Objective: Find the lines holding the string "role" in the data, then copy all of them.

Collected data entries
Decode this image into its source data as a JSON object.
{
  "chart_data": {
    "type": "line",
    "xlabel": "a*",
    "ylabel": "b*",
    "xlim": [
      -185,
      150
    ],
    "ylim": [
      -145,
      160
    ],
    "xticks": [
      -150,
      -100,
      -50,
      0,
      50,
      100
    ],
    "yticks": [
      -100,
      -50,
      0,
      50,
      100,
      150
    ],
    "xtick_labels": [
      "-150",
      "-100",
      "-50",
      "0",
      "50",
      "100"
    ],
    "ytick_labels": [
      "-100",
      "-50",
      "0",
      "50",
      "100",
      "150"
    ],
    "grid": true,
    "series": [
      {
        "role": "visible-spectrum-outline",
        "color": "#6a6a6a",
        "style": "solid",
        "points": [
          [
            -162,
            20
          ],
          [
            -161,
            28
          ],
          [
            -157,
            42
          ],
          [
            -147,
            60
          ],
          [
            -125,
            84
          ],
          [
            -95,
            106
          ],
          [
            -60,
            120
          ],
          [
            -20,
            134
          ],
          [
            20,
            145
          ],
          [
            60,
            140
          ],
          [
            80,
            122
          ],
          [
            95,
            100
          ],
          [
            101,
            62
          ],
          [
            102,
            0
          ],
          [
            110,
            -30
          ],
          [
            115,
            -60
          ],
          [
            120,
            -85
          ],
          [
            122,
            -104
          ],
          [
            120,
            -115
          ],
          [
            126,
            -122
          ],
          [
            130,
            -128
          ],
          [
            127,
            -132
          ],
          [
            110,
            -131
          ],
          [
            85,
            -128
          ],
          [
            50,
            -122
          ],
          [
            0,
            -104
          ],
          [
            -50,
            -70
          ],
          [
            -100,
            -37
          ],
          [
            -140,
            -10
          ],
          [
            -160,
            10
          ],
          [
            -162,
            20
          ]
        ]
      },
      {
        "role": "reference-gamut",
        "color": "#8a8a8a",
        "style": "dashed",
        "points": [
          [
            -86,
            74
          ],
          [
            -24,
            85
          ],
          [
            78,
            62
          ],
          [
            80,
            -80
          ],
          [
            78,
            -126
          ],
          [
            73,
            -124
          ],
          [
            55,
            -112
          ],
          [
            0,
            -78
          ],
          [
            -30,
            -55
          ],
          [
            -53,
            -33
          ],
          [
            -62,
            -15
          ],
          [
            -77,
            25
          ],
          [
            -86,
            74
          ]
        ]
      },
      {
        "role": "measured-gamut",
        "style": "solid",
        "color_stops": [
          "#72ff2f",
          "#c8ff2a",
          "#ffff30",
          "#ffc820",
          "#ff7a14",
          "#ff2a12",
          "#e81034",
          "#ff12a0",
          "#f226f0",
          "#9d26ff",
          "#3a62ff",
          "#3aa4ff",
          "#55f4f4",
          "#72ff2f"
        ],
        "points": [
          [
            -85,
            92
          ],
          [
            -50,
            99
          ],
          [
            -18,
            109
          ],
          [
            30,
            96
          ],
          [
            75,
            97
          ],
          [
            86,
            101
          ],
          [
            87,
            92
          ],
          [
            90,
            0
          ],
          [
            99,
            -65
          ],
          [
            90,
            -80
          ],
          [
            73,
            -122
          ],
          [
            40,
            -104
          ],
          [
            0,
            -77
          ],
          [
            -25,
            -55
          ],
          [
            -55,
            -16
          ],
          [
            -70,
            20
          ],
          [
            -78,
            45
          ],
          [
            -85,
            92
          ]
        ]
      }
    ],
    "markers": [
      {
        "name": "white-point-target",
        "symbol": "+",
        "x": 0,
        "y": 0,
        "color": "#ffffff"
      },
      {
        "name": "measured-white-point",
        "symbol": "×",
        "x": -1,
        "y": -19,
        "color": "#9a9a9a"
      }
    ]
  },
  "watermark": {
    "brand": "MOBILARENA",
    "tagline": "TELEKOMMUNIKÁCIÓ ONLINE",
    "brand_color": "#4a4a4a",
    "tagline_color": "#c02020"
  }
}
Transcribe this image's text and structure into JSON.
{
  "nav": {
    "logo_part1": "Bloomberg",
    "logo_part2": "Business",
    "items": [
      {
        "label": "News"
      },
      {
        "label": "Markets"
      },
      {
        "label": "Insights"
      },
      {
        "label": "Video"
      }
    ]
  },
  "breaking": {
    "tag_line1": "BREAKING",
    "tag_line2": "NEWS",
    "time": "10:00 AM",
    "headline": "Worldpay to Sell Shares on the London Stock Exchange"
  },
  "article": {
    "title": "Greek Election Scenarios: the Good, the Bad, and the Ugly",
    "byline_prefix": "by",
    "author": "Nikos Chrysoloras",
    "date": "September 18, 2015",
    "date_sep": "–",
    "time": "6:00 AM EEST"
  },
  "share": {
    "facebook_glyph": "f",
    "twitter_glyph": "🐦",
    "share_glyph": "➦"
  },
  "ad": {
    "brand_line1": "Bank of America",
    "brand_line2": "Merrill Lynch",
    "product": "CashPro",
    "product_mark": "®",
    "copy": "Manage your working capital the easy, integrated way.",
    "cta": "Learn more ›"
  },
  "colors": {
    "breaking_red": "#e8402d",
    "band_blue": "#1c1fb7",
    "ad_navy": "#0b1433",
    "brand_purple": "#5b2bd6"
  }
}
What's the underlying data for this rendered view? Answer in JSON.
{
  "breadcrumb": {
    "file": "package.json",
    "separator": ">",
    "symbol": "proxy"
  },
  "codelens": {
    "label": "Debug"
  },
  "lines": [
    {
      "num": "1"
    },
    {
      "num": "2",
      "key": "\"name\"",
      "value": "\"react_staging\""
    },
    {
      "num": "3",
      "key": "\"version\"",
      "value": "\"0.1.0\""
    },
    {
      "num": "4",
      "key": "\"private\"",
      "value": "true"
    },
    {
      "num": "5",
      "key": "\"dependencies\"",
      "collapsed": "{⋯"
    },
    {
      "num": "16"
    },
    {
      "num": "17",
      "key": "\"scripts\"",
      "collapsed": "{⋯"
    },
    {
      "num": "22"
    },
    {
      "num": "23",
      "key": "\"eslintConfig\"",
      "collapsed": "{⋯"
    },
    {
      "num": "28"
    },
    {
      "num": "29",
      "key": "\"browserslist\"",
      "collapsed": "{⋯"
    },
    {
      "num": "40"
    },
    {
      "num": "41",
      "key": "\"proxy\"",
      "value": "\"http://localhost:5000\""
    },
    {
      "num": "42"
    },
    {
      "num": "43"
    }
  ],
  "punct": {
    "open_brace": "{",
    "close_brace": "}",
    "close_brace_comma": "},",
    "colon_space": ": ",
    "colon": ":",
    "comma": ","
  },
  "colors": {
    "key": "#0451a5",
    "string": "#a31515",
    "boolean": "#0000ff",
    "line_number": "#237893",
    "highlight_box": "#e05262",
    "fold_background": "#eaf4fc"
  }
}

Worked solution:
        "role": "visible-spectrum-outline",
        "role": "reference-gamut",
        "role": "measured-gamut",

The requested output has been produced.